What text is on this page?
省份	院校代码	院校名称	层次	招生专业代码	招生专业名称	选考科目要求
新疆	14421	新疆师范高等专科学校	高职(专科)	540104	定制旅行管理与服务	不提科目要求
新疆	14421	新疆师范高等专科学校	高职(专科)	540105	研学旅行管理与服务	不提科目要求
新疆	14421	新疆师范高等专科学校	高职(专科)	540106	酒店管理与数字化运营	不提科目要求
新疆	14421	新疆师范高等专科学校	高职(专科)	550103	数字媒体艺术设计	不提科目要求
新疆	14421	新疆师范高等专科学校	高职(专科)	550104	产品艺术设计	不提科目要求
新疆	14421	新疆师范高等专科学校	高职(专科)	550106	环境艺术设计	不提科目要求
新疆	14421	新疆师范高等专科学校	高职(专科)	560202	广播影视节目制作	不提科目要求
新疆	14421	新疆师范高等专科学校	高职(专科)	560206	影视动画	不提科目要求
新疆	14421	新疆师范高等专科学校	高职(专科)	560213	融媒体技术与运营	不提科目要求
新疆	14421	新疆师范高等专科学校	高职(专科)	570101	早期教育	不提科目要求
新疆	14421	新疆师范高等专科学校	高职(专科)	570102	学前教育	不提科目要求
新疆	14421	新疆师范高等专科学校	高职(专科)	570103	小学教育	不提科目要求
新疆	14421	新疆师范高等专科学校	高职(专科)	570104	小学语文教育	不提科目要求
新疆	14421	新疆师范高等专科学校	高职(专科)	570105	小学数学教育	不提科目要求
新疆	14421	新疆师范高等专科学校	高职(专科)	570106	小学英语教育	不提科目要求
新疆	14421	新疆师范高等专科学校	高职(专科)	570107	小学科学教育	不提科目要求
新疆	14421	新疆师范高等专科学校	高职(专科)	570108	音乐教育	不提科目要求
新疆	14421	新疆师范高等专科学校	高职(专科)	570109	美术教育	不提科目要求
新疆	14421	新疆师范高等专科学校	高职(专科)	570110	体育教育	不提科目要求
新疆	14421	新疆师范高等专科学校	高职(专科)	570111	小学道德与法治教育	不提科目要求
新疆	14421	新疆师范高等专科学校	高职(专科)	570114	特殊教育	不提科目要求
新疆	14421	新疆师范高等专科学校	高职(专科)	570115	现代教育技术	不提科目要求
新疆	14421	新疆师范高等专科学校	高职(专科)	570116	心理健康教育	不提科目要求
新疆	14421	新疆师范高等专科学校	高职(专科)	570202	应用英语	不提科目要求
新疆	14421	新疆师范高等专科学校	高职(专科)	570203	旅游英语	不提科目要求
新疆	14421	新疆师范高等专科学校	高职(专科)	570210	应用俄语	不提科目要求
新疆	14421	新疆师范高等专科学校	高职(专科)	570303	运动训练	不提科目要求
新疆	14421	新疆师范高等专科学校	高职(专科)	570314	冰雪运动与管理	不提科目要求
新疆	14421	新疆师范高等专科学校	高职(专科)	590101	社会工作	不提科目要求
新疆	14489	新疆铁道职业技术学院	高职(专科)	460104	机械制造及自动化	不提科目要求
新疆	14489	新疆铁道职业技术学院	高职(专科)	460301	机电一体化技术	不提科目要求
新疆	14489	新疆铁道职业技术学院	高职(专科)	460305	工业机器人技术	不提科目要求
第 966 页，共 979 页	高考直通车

→ Written exercise
Reproduce each line verbatim.

→ Answer to this exercise
What text is on this page?
省份	院校代码	院校名称	层次	招生专业代码	招生专业名称	选考科目要求
新疆	14421	新疆师范高等专科学校	高职(专科)	540104	定制旅行管理与服务	不提科目要求
新疆	14421	新疆师范高等专科学校	高职(专科)	540105	研学旅行管理与服务	不提科目要求
新疆	14421	新疆师范高等专科学校	高职(专科)	540106	酒店管理与数字化运营	不提科目要求
新疆	14421	新疆师范高等专科学校	高职(专科)	550103	数字媒体艺术设计	不提科目要求
新疆	14421	新疆师范高等专科学校	高职(专科)	550104	产品艺术设计	不提科目要求
新疆	14421	新疆师范高等专科学校	高职(专科)	550106	环境艺术设计	不提科目要求
新疆	14421	新疆师范高等专科学校	高职(专科)	560202	广播影视节目制作	不提科目要求
新疆	14421	新疆师范高等专科学校	高职(专科)	560206	影视动画	不提科目要求
新疆	14421	新疆师范高等专科学校	高职(专科)	560213	融媒体技术与运营	不提科目要求
新疆	14421	新疆师范高等专科学校	高职(专科)	570101	早期教育	不提科目要求
新疆	14421	新疆师范高等专科学校	高职(专科)	570102	学前教育	不提科目要求
新疆	14421	新疆师范高等专科学校	高职(专科)	570103	小学教育	不提科目要求
新疆	14421	新疆师范高等专科学校	高职(专科)	570104	小学语文教育	不提科目要求
新疆	14421	新疆师范高等专科学校	高职(专科)	570105	小学数学教育	不提科目要求
新疆	14421	新疆师范高等专科学校	高职(专科)	570106	小学英语教育	不提科目要求
新疆	14421	新疆师范高等专科学校	高职(专科)	570107	小学科学教育	不提科目要求
新疆	14421	新疆师范高等专科学校	高职(专科)	570108	音乐教育	不提科目要求
新疆	14421	新疆师范高等专科学校	高职(专科)	570109	美术教育	不提科目要求
新疆	14421	新疆师范高等专科学校	高职(专科)	570110	体育教育	不提科目要求
新疆	14421	新疆师范高等专科学校	高职(专科)	570111	小学道德与法治教育	不提科目要求
新疆	14421	新疆师范高等专科学校	高职(专科)	570114	特殊教育	不提科目要求
新疆	14421	新疆师范高等专科学校	高职(专科)	570115	现代教育技术	不提科目要求
新疆	14421	新疆师范高等专科学校	高职(专科)	570116	心理健康教育	不提科目要求
新疆	14421	新疆师范高等专科学校	高职(专科)	570202	应用英语	不提科目要求
新疆	14421	新疆师范高等专科学校	高职(专科)	570203	旅游英语	不提科目要求
新疆	14421	新疆师范高等专科学校	高职(专科)	570210	应用俄语	不提科目要求
新疆	14421	新疆师范高等专科学校	高职(专科)	570303	运动训练	不提科目要求
新疆	14421	新疆师范高等专科学校	高职(专科)	570314	冰雪运动与管理	不提科目要求
新疆	14421	新疆师范高等专科学校	高职(专科)	590101	社会工作	不提科目要求
新疆	14489	新疆铁道职业技术学院	高职(专科)	460104	机械制造及自动化	不提科目要求
新疆	14489	新疆铁道职业技术学院	高职(专科)	460301	机电一体化技术	不提科目要求
新疆	14489	新疆铁道职业技术学院	高职(专科)	460305	工业机器人技术	不提科目要求
第 966 页，共 979 页	高考直通车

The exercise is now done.